Provided records |
+===+
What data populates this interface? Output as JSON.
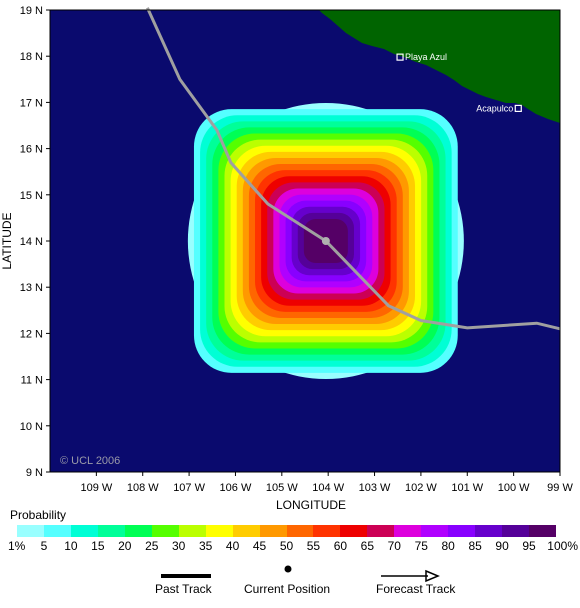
{
  "map": {
    "y_axis_title": "LATITUDE",
    "x_axis_title": "LONGITUDE",
    "lat_ticks": [
      "19 N",
      "18 N",
      "17 N",
      "16 N",
      "15 N",
      "14 N",
      "13 N",
      "12 N",
      "11 N",
      "10 N",
      "9 N"
    ],
    "lon_ticks": [
      "109 W",
      "108 W",
      "107 W",
      "106 W",
      "105 W",
      "104 W",
      "103 W",
      "102 W",
      "101 W",
      "100 W",
      "99 W"
    ],
    "copyright": "© UCL 2006",
    "bounds": {
      "lon_west": -110,
      "lon_east": -99,
      "lat_south": 9,
      "lat_north": 19
    },
    "cities": [
      {
        "name": "Playa Azul",
        "lon": -102.45,
        "lat": 17.98
      },
      {
        "name": "Acapulco",
        "lon": -99.9,
        "lat": 16.87
      }
    ],
    "storm_center": {
      "lon": -104.05,
      "lat": 14.0
    },
    "past_track": [
      {
        "lon": -107.9,
        "lat": 19.05
      },
      {
        "lon": -107.2,
        "lat": 17.5
      },
      {
        "lon": -106.4,
        "lat": 16.4
      },
      {
        "lon": -106.1,
        "lat": 15.7
      },
      {
        "lon": -105.3,
        "lat": 14.8
      },
      {
        "lon": -104.05,
        "lat": 14.0
      }
    ],
    "forecast_track": [
      {
        "lon": -104.05,
        "lat": 14.0
      },
      {
        "lon": -102.7,
        "lat": 12.6
      },
      {
        "lon": -102.0,
        "lat": 12.28
      },
      {
        "lon": -101.0,
        "lat": 12.12
      },
      {
        "lon": -99.5,
        "lat": 12.22
      },
      {
        "lon": -99.0,
        "lat": 12.1
      }
    ],
    "colors": {
      "ocean": "#0a0a6e",
      "land": "#006400",
      "track": "#a0a0a0"
    }
  },
  "legend": {
    "probability_title": "Probability",
    "probability_labels": [
      "1%",
      "5",
      "10",
      "15",
      "20",
      "25",
      "30",
      "35",
      "40",
      "45",
      "50",
      "55",
      "60",
      "65",
      "70",
      "75",
      "80",
      "85",
      "90",
      "95",
      "100%"
    ],
    "probability_colors": [
      "#99ffff",
      "#55ffff",
      "#00ffd5",
      "#00ff99",
      "#00ff55",
      "#55ff00",
      "#bbff00",
      "#ffff00",
      "#ffcc00",
      "#ff9900",
      "#ff6600",
      "#ff3300",
      "#ee0000",
      "#cc0055",
      "#dd00dd",
      "#b000ff",
      "#8800ff",
      "#6600cc",
      "#550099",
      "#550066"
    ],
    "past_track_label": "Past Track",
    "current_position_label": "Current Position",
    "forecast_track_label": "Forecast Track"
  }
}
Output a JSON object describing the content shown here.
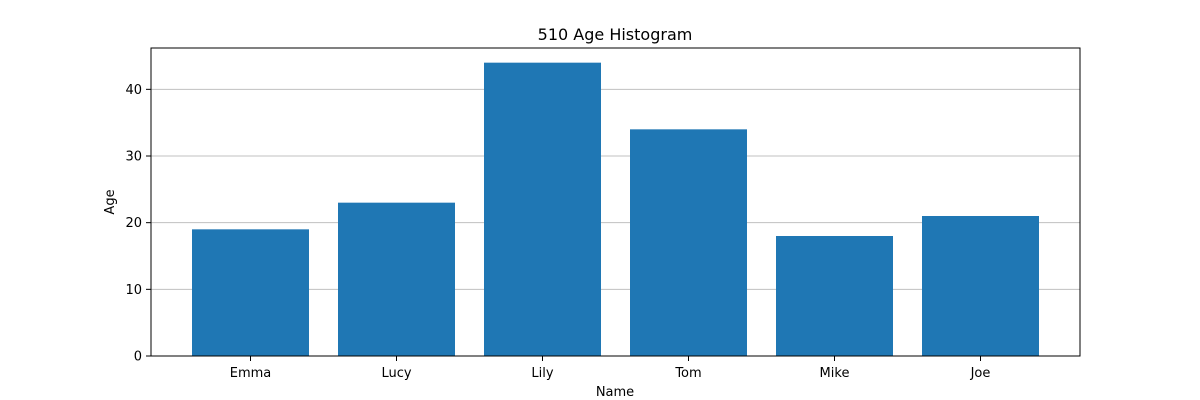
{
  "chart_data": {
    "type": "bar",
    "title": "510 Age Histogram",
    "xlabel": "Name",
    "ylabel": "Age",
    "categories": [
      "Emma",
      "Lucy",
      "Lily",
      "Tom",
      "Mike",
      "Joe"
    ],
    "values": [
      19,
      23,
      44,
      34,
      18,
      21
    ],
    "ylim": [
      0,
      46.2
    ],
    "yticks": [
      0,
      10,
      20,
      30,
      40
    ],
    "ytick_labels": [
      "0",
      "10",
      "20",
      "30",
      "40"
    ],
    "grid": "y-major",
    "bar_color": "#1f77b4",
    "grid_color": "#c0c0c0"
  }
}
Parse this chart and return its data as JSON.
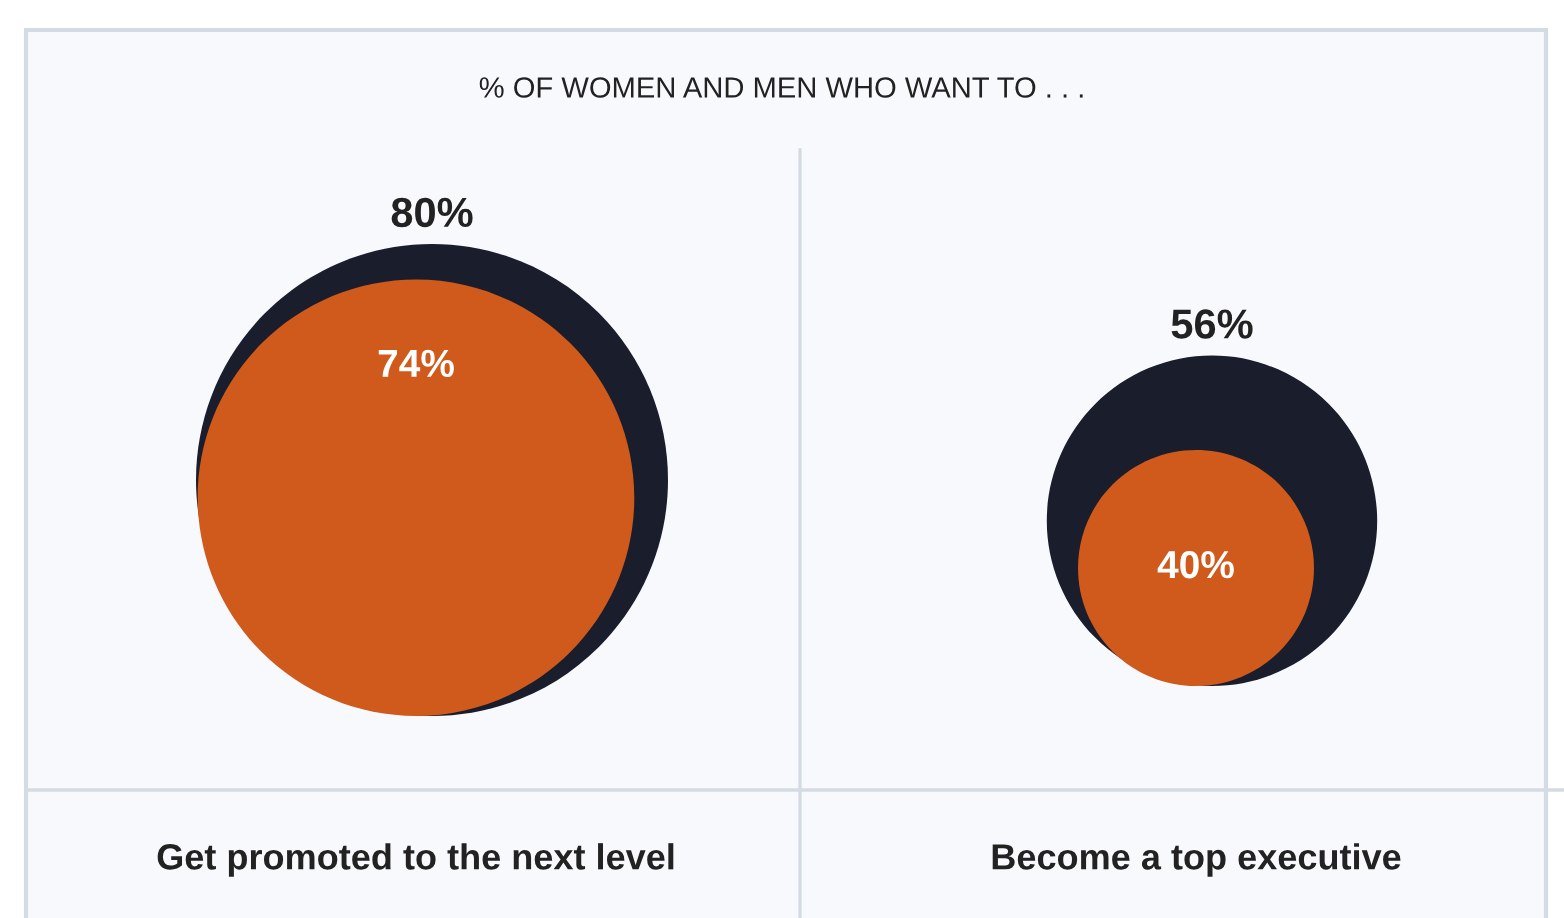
{
  "chart_data": {
    "type": "other",
    "title": "% OF WOMEN AND MEN WHO WANT TO . . .",
    "categories": [
      "Get promoted to the next level",
      "Become a top executive"
    ],
    "series": [
      {
        "color": "#1a1d2b",
        "values": [
          80,
          56
        ],
        "value_labels": [
          "80%",
          "56%"
        ]
      },
      {
        "color": "#cf5a1c",
        "values": [
          74,
          40
        ],
        "value_labels": [
          "74%",
          "40%"
        ]
      }
    ],
    "data_labels": true
  }
}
+===+
Goal |
Tally the lines in this data that hold the word "JSON" and state only the count.

Exercise response |
3